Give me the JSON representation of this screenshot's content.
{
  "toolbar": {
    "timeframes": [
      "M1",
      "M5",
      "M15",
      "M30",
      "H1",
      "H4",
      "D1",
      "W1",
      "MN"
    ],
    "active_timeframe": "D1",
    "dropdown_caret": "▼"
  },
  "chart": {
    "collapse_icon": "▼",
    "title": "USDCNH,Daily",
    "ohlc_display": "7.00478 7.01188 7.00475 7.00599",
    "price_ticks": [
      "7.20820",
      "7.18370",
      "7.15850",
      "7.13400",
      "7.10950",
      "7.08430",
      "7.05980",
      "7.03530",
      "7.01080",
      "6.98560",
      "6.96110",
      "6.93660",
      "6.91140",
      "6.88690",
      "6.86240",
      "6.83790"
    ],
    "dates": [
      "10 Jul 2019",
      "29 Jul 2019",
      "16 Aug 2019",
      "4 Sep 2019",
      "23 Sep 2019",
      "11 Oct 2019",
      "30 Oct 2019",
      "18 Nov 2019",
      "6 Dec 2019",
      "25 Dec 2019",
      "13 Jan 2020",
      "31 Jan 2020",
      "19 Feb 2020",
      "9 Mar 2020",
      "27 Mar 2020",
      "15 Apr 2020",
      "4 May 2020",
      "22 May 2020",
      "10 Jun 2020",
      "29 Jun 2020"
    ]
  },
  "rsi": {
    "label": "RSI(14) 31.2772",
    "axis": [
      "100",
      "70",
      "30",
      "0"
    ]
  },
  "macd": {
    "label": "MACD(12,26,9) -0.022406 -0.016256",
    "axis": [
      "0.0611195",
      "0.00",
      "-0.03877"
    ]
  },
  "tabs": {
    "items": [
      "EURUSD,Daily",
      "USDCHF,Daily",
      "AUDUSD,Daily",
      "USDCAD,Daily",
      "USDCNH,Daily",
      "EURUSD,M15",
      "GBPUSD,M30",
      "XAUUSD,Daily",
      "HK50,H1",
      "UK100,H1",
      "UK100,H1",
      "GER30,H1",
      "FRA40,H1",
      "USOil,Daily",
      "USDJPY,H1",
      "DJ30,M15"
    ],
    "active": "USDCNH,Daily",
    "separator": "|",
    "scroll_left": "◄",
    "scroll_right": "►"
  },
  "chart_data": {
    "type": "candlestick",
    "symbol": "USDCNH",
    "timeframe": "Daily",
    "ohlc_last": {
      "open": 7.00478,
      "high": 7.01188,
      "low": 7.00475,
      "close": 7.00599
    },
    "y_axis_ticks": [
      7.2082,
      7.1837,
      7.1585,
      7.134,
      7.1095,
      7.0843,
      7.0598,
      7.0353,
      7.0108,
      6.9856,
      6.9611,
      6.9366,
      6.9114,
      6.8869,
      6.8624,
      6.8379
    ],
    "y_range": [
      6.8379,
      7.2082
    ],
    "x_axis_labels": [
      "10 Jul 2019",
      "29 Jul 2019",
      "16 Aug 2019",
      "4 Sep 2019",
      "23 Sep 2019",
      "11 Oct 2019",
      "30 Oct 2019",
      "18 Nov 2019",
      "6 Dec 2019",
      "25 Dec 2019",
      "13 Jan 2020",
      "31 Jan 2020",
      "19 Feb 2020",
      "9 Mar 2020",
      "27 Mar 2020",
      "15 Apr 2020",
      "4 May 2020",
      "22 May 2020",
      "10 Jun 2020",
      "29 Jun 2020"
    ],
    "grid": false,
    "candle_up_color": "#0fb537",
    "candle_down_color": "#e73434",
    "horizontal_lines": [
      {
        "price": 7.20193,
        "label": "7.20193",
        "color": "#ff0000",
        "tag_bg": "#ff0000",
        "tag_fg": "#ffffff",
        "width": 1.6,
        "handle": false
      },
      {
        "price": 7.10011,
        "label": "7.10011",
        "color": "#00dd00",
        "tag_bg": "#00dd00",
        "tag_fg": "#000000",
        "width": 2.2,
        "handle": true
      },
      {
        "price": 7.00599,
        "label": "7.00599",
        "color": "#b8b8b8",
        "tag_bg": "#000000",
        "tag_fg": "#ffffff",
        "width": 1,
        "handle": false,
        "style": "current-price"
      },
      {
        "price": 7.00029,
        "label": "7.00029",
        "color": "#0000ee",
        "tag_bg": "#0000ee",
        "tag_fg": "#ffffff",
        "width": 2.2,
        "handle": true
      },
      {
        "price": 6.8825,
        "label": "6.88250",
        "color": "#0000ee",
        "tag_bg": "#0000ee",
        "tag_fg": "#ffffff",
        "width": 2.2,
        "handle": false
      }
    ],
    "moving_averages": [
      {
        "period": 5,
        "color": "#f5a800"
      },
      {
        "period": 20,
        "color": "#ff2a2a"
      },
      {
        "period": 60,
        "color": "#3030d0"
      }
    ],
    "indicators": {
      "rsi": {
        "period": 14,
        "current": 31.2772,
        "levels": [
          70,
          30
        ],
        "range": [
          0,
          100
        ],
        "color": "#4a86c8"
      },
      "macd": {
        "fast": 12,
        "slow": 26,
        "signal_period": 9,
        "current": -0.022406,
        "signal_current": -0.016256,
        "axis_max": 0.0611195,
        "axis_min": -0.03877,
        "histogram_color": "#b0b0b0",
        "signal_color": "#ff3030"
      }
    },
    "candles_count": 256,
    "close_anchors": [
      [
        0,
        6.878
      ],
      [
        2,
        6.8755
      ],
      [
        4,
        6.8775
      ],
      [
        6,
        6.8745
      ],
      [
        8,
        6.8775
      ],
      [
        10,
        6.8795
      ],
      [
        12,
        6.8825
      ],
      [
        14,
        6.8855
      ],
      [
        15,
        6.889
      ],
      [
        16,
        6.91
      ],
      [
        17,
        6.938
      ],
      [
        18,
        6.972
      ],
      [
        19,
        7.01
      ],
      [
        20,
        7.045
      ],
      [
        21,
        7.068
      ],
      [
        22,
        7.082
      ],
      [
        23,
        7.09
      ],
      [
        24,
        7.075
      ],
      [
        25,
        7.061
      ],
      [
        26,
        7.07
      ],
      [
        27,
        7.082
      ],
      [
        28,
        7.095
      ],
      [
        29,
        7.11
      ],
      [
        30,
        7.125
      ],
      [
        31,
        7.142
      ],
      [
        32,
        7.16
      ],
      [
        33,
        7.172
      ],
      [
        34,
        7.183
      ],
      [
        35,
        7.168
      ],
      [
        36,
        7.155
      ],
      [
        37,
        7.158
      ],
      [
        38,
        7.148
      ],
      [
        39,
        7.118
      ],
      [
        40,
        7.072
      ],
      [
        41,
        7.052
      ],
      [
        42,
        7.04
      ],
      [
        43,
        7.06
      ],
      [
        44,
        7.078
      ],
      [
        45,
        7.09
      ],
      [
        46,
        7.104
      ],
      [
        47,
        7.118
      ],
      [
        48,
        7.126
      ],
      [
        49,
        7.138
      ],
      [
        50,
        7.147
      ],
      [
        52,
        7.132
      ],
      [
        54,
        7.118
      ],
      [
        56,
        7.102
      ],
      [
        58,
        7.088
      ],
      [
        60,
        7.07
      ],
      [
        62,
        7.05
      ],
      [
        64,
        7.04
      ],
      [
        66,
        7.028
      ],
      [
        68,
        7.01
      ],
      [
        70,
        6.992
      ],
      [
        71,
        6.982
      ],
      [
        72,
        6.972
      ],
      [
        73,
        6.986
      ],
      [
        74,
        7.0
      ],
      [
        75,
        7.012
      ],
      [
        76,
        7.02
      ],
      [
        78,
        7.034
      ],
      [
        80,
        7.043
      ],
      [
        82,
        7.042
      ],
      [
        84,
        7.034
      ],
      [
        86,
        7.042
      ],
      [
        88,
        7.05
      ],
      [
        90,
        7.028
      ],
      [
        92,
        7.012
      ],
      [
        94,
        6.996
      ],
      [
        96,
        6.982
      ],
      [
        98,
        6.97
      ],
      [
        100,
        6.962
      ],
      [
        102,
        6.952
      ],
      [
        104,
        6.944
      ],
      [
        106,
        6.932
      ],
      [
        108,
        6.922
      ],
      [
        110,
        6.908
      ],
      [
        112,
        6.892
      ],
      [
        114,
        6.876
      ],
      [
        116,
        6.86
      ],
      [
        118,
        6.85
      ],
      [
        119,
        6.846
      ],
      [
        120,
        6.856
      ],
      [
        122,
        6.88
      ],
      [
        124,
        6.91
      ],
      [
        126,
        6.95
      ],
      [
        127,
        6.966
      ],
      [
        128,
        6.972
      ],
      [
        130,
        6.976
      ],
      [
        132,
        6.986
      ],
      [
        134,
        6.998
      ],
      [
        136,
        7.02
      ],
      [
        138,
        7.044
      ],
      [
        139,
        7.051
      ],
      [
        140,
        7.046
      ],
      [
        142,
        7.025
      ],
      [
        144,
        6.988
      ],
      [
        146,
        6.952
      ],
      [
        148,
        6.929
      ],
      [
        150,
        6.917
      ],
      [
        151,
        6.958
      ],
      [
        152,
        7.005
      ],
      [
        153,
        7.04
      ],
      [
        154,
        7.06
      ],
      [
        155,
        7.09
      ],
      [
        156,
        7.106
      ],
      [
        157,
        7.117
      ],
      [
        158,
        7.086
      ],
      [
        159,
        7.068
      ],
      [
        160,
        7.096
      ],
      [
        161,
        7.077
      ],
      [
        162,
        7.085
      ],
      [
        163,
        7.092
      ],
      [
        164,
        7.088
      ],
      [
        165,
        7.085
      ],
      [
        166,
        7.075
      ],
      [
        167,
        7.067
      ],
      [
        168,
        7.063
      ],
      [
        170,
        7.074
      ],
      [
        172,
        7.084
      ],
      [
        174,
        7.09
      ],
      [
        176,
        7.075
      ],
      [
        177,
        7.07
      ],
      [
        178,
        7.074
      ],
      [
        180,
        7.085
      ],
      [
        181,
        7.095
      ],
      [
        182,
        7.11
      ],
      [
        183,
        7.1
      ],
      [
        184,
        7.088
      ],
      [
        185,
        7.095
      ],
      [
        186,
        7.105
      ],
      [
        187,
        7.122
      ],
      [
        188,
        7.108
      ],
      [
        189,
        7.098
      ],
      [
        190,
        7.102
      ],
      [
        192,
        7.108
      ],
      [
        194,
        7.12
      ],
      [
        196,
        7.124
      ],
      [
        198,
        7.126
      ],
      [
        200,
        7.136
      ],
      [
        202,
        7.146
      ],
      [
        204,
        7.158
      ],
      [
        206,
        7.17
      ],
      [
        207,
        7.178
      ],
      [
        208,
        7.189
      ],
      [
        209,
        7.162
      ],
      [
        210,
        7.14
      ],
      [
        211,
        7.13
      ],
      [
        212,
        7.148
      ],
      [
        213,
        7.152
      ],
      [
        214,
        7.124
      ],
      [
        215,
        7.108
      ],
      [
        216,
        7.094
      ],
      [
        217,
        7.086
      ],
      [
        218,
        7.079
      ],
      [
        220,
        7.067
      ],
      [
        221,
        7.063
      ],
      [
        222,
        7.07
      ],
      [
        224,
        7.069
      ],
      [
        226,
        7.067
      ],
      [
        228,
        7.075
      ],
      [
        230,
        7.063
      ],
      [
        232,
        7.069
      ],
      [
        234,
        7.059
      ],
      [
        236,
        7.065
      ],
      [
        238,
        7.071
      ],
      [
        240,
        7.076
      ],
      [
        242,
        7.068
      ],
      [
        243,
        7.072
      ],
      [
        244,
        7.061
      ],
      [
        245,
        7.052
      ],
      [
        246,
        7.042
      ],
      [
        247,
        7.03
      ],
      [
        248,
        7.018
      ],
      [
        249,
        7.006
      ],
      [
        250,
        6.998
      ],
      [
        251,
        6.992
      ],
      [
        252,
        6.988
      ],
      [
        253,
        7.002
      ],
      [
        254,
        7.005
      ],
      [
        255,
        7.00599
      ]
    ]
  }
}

########

» Written exercise
Scan the listing above and identify each line holding the string "USDCNH"; copy every such line.

» Result of this exercise
    "title": "USDCNH,Daily",
      "USDCNH,Daily",
    "active": "USDCNH,Daily",
    "symbol": "USDCNH",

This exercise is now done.